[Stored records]
────────

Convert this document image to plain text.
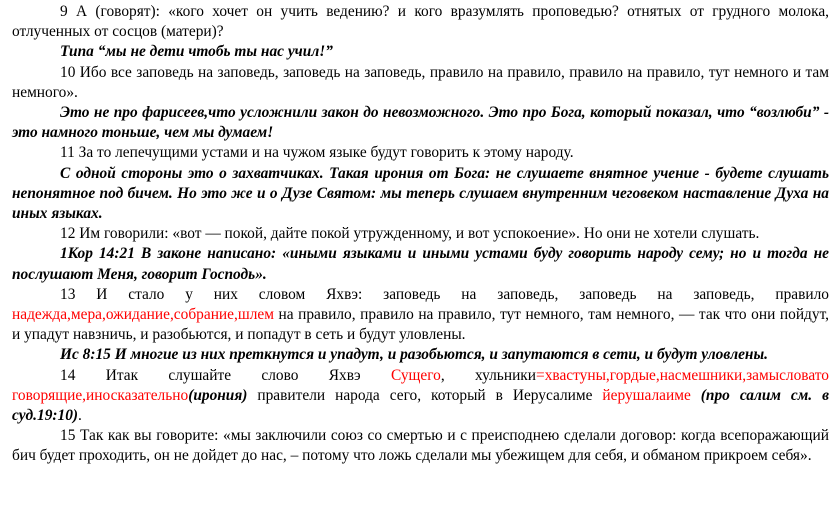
9 А (говорят): «кого хочет он учить ведению? и кого вразумлять проповедью? отнятых от грудного молока, отлученных от сосцов (матери)?

Типа “мы не дети чтобь ты нас учил!”

10 Ибо все заповедь на заповедь, заповедь на заповедь, правило на правило, правило на правило, тут немного и там немного».

Это не про фарисеев,что усложнили закон до невозможного. Это про Бога, который показал, что “возлюби” - это намного тоньше, чем мы думаем!

11 За то лепечущими устами и на чужом языке будут говорить к этому народу.

С одной стороны это о захватчиках. Такая ирония от Бога: не слушаете внятное учение - будете слушать непонятное под бичем. Но это же и о Дузе Святом: мы теперь слушаем внутренним чеговеком наставление Духа на иных языках.

12 Им говорили: «вот — покой, дайте покой утружденному, и вот успокоение». Но они не хотели слушать.

1Кор 14:21 В законе написано: «иными языками и иными устами буду говорить народу сему; но и тогда не послушают Меня, говорит Господь».

13 И стало у них словом Яхвэ: заповедь на заповедь, заповедь на заповедь, правило надежда,мера,ожидание,собрание,шлем на правило, правило на правило, тут немного, там немного, — так что они пойдут, и упадут навзничь, и разобьются, и попадут в сеть и будут уловлены.

Ис 8:15 И многие из них преткнутся и упадут, и разобьются, и запутаются в сети, и будут уловлены.

14 Итак слушайте слово Яхвэ Сущего, хульники=хвастуны,гордые,насмешники,замысловато говорящие,иносказательно(ирония) правители народа сего, который в Иерусалиме йерушалаиме (про салим см. в суд.19:10).

15 Так как вы говорите: «мы заключили союз со смертью и с преисподнею сделали договор: когда всепоражающий бич будет проходить, он не дойдет до нас, – потому что ложь сделали мы убежищем для себя, и обманом прикроем себя».
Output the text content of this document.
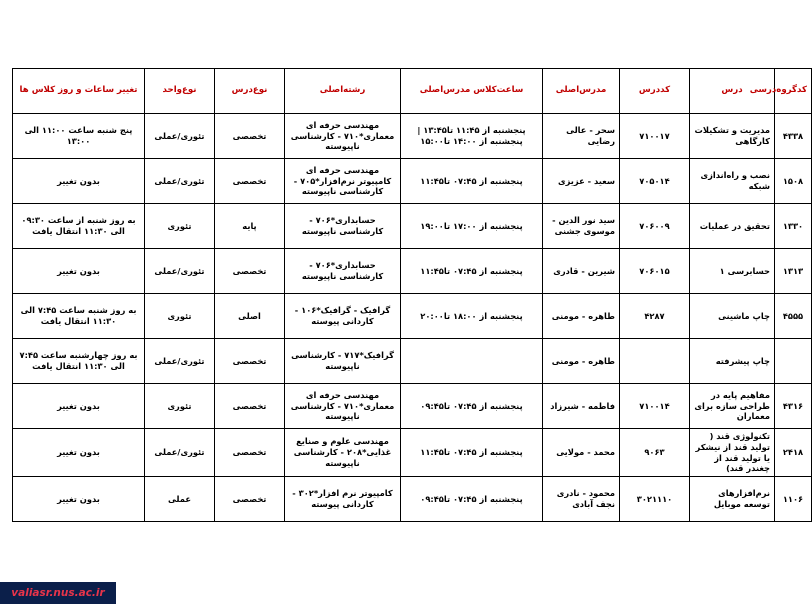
کدگروه‌درسی	درس	کددرس	مدرس‌اصلی	ساعت‌کلاس مدرس‌اصلی	رشته‌اصلی	نوع‌درس	نوع‌واحد	تغییر ساعات و روز کلاس ها
۴۳۳۸	مدیریت و تشکیلات کارگاهی	۷۱۰۰۱۷	سحر - عالی رضایی	پنجشنبه از ۱۱:۴۵ تا۱۳:۴۵ | پنجشنبه از ۱۴:۰۰ تا۱۵:۰۰	مهندسی حرفه ای معماری*۷۱۰ - کارشناسی ناپیوسته	تخصصی	تئوری/عملی	پنج شنبه ساعت ۱۱:۰۰ الی ۱۳:۰۰
۱۵۰۸	نصب و راه‌اندازی شبکه	۷۰۵۰۱۴	سعید - عزیزی	پنجشنبه از ۰۷:۴۵ تا۱۱:۴۵	مهندسی حرفه ای کامپیوتر نرم‌افزار*۷۰۵ - کارشناسی ناپیوسته	تخصصی	تئوری/عملی	بدون تغییر
۱۳۳۰	تحقیق در عملیات	۷۰۶۰۰۹	سید نور الدین - موسوی جشنی	پنجشنبه از ۱۷:۰۰ تا۱۹:۰۰	حسابداری*۷۰۶ - کارشناسی ناپیوسته	پایه	تئوری	به روز شنبه از ساعت ۰۹:۳۰ الی ۱۱:۳۰ انتقال یافت
۱۳۱۳	حسابرسی ۱	۷۰۶۰۱۵	شیرین - قادری	پنجشنبه از ۰۷:۴۵ تا۱۱:۴۵	حسابداری*۷۰۶ - کارشناسی ناپیوسته	تخصصی	تئوری/عملی	بدون تغییر
۴۵۵۵	چاپ ماشینی	۴۲۸۷	طاهره - مومنی	پنجشنبه از ۱۸:۰۰ تا۲۰:۰۰	گرافیک - گرافیک*۱۰۶ - کاردانی پیوسته	اصلی	تئوری	به روز شنبه ساعت ۷:۴۵ الی ۱۱:۳۰ انتقال یافت
	چاپ پیشرفته		طاهره - مومنی		گرافیک*۷۱۷ - کارشناسی ناپیوسته	تخصصی	تئوری/عملی	به روز چهارشنبه ساعت ۷:۴۵ الی ۱۱:۳۰ انتقال یافت
۴۳۱۶	مفاهیم پایه در طراحی سازه برای معماران	۷۱۰۰۱۴	فاطمه - شیرزاد	پنجشنبه از ۰۷:۴۵ تا۰۹:۴۵	مهندسی حرفه ای معماری*۷۱۰ - کارشناسی ناپیوسته	تخصصی	تئوری	بدون تغییر
۲۴۱۸	تکنولوژی قند ( تولید قند از نیشکر یا تولید قند از چغندر قند)	۹۰۶۳	محمد - مولایی	پنجشنبه از ۰۷:۴۵ تا۱۱:۴۵	مهندسی علوم و صنایع غذایی*۲۰۸ - کارشناسی ناپیوسته	تخصصی	تئوری/عملی	بدون تغییر
۱۱۰۶	نرم‌افزارهای توسعه موبایل	۳۰۲۱۱۱۰	محمود - نادری نجف آبادی	پنجشنبه از ۰۷:۴۵ تا۰۹:۴۵	کامپیوتر نرم افزار*۳۰۲ - کاردانی پیوسته	تخصصی	عملی	بدون تغییر
valiasr.nus.ac.ir
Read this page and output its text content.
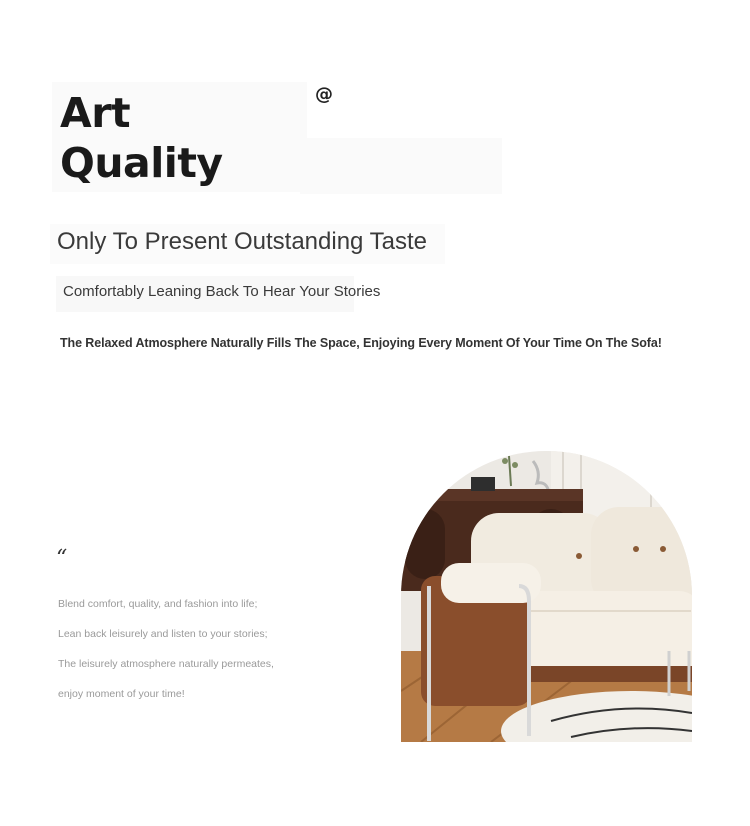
Art
Quality
@
Only To Present Outstanding Taste
Comfortably Leaning Back To Hear Your Stories
The Relaxed Atmosphere Naturally Fills The Space, Enjoying Every Moment Of Your Time On The Sofa!
“
Blend comfort, quality, and fashion into life;
Lean back leisurely and listen to your stories;
The leisurely atmosphere naturally permeates,
enjoy moment of your time!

────────

--- What is asked ---
Each line above that includes "مومنی" should be shown.

--- The reply ---
۴۵۵۵	چاپ ماشینی	۴۲۸۷	طاهره - مومنی	پنجشنبه از ۱۸:۰۰ تا۲۰:۰۰	گرافیک - گرافیک*۱۰۶ - کاردانی پیوسته	اصلی	تئوری	به روز شنبه ساعت ۷:۴۵ الی ۱۱:۳۰ انتقال یافت
	چاپ پیشرفته		طاهره - مومنی		گرافیک*۷۱۷ - کارشناسی ناپیوسته	تخصصی	تئوری/عملی	به روز چهارشنبه ساعت ۷:۴۵ الی ۱۱:۳۰ انتقال یافت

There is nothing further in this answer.